**** Extracted material
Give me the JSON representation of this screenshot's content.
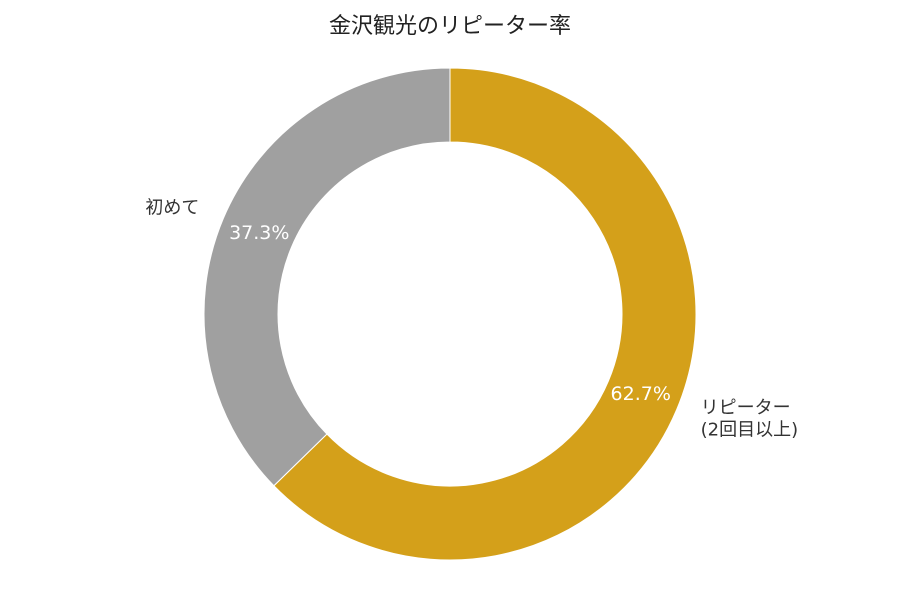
{
  "chart_data": {
    "type": "pie",
    "title": "金沢観光のリピーター率",
    "donut": true,
    "start_angle": "12 o'clock",
    "direction": "clockwise",
    "slices": [
      {
        "label": "リピーター\n(2回目以上)",
        "value": 62.7,
        "percent_label": "62.7%",
        "color": "#D4A01A"
      },
      {
        "label": "初めて",
        "value": 37.3,
        "percent_label": "37.3%",
        "color": "#A0A0A0"
      }
    ]
  }
}
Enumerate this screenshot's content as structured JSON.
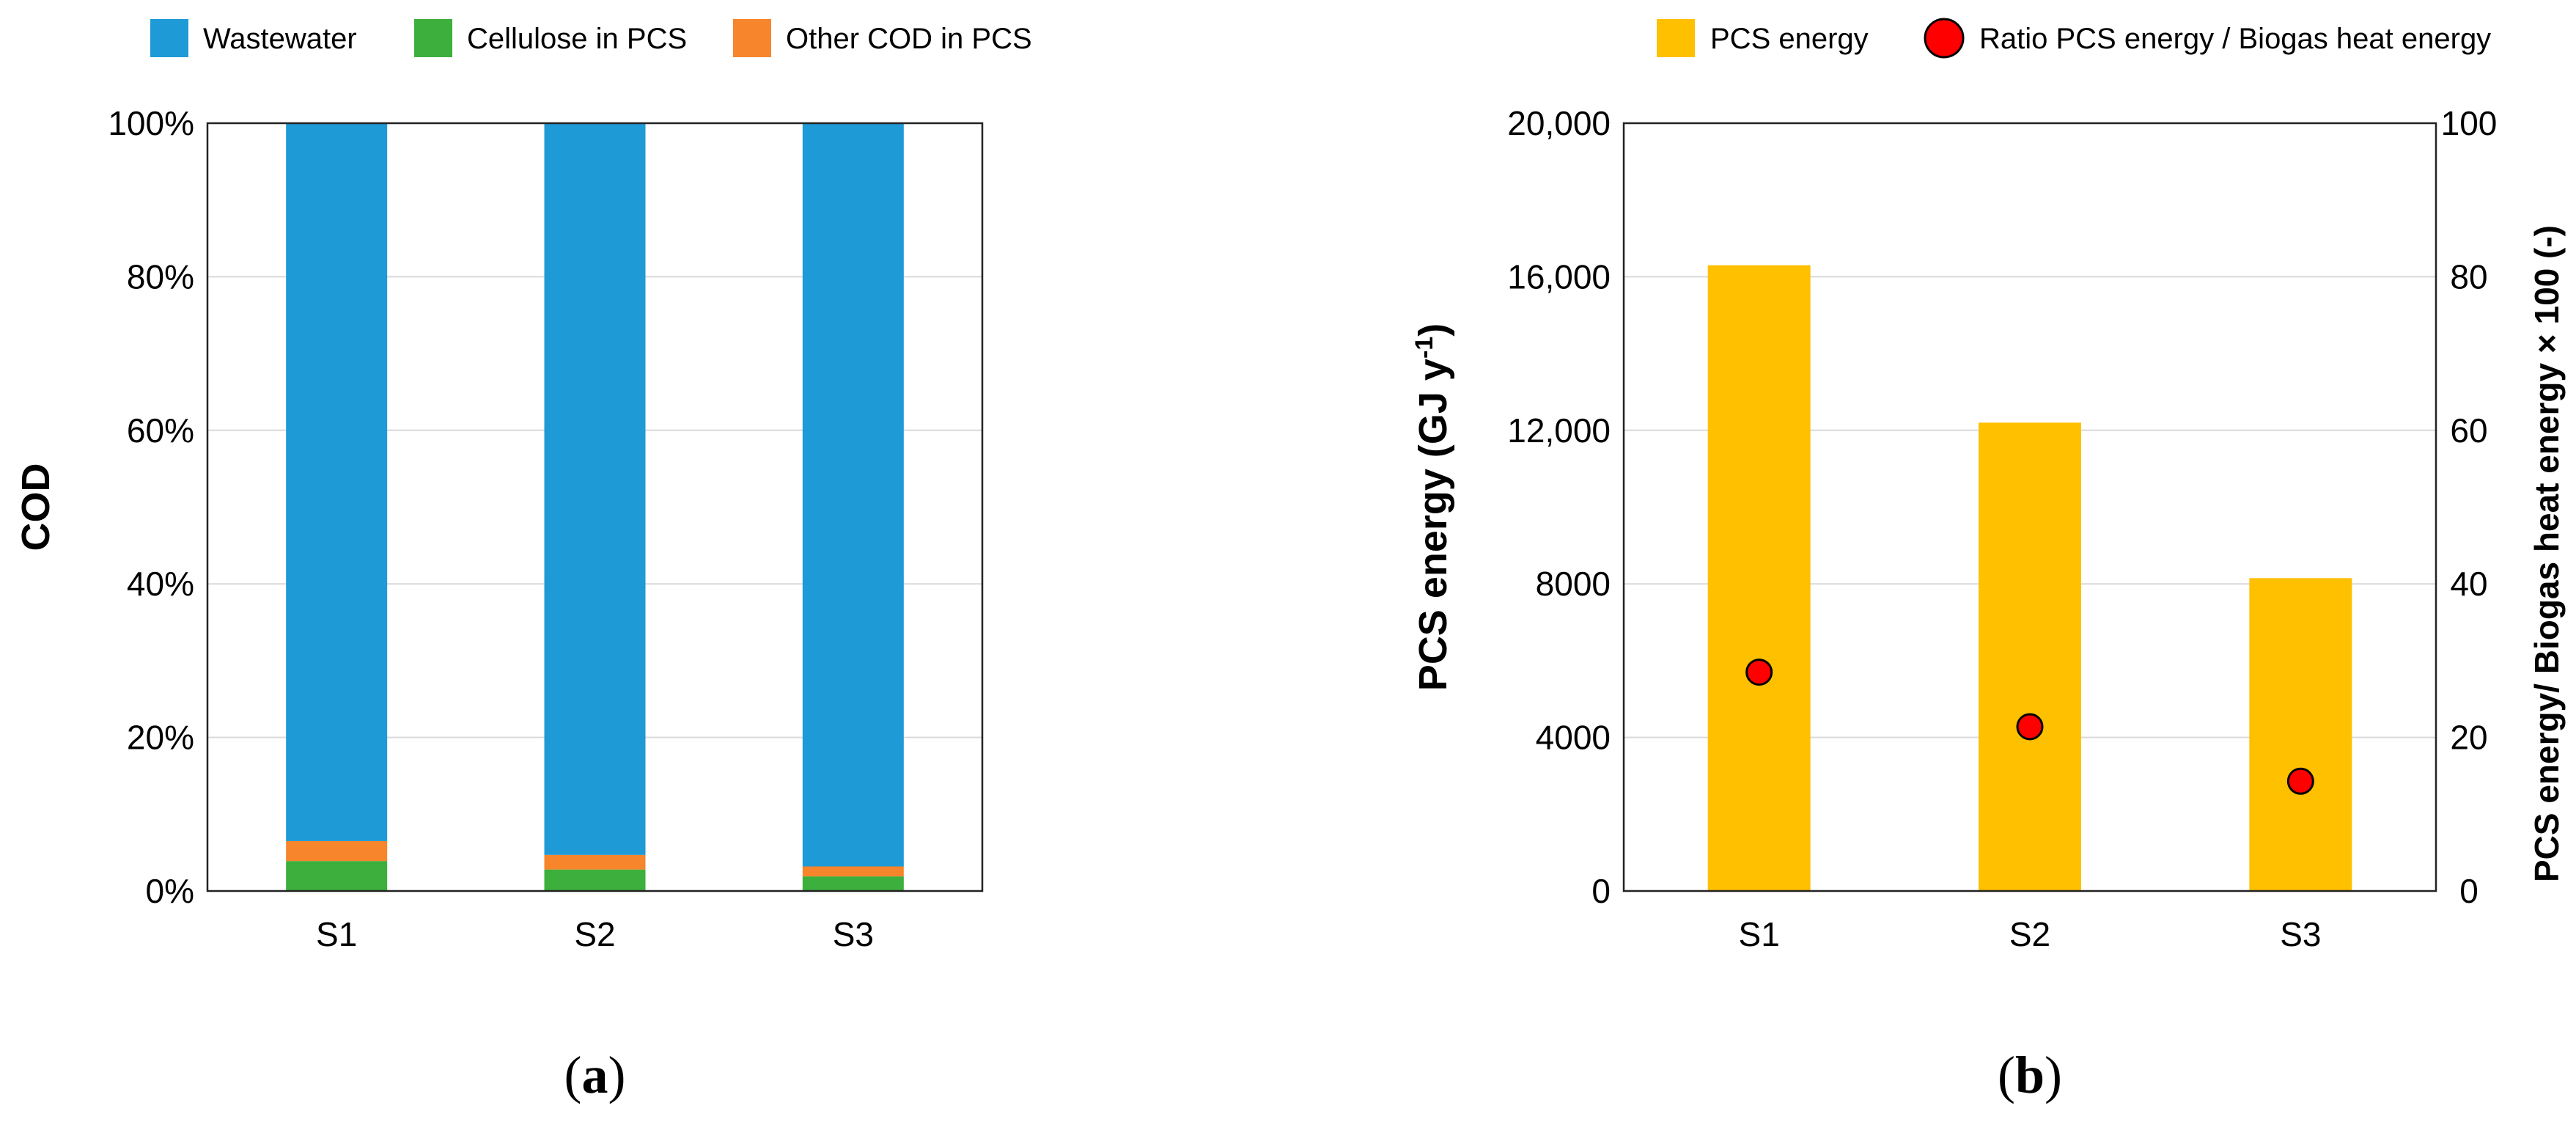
{
  "chart_data": [
    {
      "type": "bar",
      "stacked": true,
      "panel_label": "(a)",
      "categories": [
        "S1",
        "S2",
        "S3"
      ],
      "series": [
        {
          "name": "Wastewater",
          "values": [
            93.5,
            95.3,
            96.8
          ],
          "color": "#1e9ad6"
        },
        {
          "name": "Cellulose in PCS",
          "values": [
            3.9,
            2.8,
            1.9
          ],
          "color": "#3daf3c"
        },
        {
          "name": "Other COD in PCS",
          "values": [
            2.6,
            1.9,
            1.3
          ],
          "color": "#f6852b"
        }
      ],
      "stack_order": [
        "Cellulose in PCS",
        "Other COD in PCS",
        "Wastewater"
      ],
      "ylabel": "COD",
      "ylim": [
        0,
        100
      ],
      "yticks": [
        "0%",
        "20%",
        "40%",
        "60%",
        "80%",
        "100%"
      ],
      "grid": true,
      "legend": "top"
    },
    {
      "type": "bar",
      "panel_label": "(b)",
      "categories": [
        "S1",
        "S2",
        "S3"
      ],
      "series": [
        {
          "name": "PCS energy",
          "values": [
            16300,
            12200,
            8150
          ],
          "color": "#ffc000",
          "axis": "left"
        },
        {
          "name": "Ratio PCS energy / Biogas heat energy",
          "type": "scatter",
          "values": [
            28.5,
            21.4,
            14.3
          ],
          "color": "#ff0000",
          "axis": "right"
        }
      ],
      "ylabel": "PCS energy (GJ y-1)",
      "ylabel_parts": {
        "main": "PCS energy (GJ y",
        "superscript": "-1",
        "end": ")"
      },
      "ylim": [
        0,
        20000
      ],
      "yticks": [
        "0",
        "4000",
        "8000",
        "12,000",
        "16,000",
        "20,000"
      ],
      "y2label": "PCS energy/ Biogas heat energy × 100 (-)",
      "y2lim": [
        0,
        100
      ],
      "y2ticks": [
        "0",
        "20",
        "40",
        "60",
        "80",
        "100"
      ],
      "grid": true,
      "legend": "top"
    }
  ]
}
********
● **Written problem**
Repeat each record exactly as shown above, dropping all images.

● **The response**
Give me the JSON representation of this screenshot's content.
{
  "chart_data": {
    "type": "pie",
    "title": "金沢観光のリピーター率",
    "donut": true,
    "start_angle": "12 o'clock",
    "direction": "clockwise",
    "slices": [
      {
        "label": "リピーター\n(2回目以上)",
        "value": 62.7,
        "percent_label": "62.7%",
        "color": "#D4A01A"
      },
      {
        "label": "初めて",
        "value": 37.3,
        "percent_label": "37.3%",
        "color": "#A0A0A0"
      }
    ]
  }
}
Enumerate this screenshot's content as structured JSON.
{
  "chart_data": [
    {
      "type": "bar",
      "stacked": true,
      "panel_label": "(a)",
      "categories": [
        "S1",
        "S2",
        "S3"
      ],
      "series": [
        {
          "name": "Wastewater",
          "values": [
            93.5,
            95.3,
            96.8
          ],
          "color": "#1e9ad6"
        },
        {
          "name": "Cellulose in PCS",
          "values": [
            3.9,
            2.8,
            1.9
          ],
          "color": "#3daf3c"
        },
        {
          "name": "Other COD in PCS",
          "values": [
            2.6,
            1.9,
            1.3
          ],
          "color": "#f6852b"
        }
      ],
      "stack_order": [
        "Cellulose in PCS",
        "Other COD in PCS",
        "Wastewater"
      ],
      "ylabel": "COD",
      "ylim": [
        0,
        100
      ],
      "yticks": [
        "0%",
        "20%",
        "40%",
        "60%",
        "80%",
        "100%"
      ],
      "grid": true,
      "legend": "top"
    },
    {
      "type": "bar",
      "panel_label": "(b)",
      "categories": [
        "S1",
        "S2",
        "S3"
      ],
      "series": [
        {
          "name": "PCS energy",
          "values": [
            16300,
            12200,
            8150
          ],
          "color": "#ffc000",
          "axis": "left"
        },
        {
          "name": "Ratio PCS energy / Biogas heat energy",
          "type": "scatter",
          "values": [
            28.5,
            21.4,
            14.3
          ],
          "color": "#ff0000",
          "axis": "right"
        }
      ],
      "ylabel": "PCS energy (GJ y-1)",
      "ylabel_parts": {
        "main": "PCS energy (GJ y",
        "superscript": "-1",
        "end": ")"
      },
      "ylim": [
        0,
        20000
      ],
      "yticks": [
        "0",
        "4000",
        "8000",
        "12,000",
        "16,000",
        "20,000"
      ],
      "y2label": "PCS energy/ Biogas heat energy × 100 (-)",
      "y2lim": [
        0,
        100
      ],
      "y2ticks": [
        "0",
        "20",
        "40",
        "60",
        "80",
        "100"
      ],
      "grid": true,
      "legend": "top"
    }
  ]
}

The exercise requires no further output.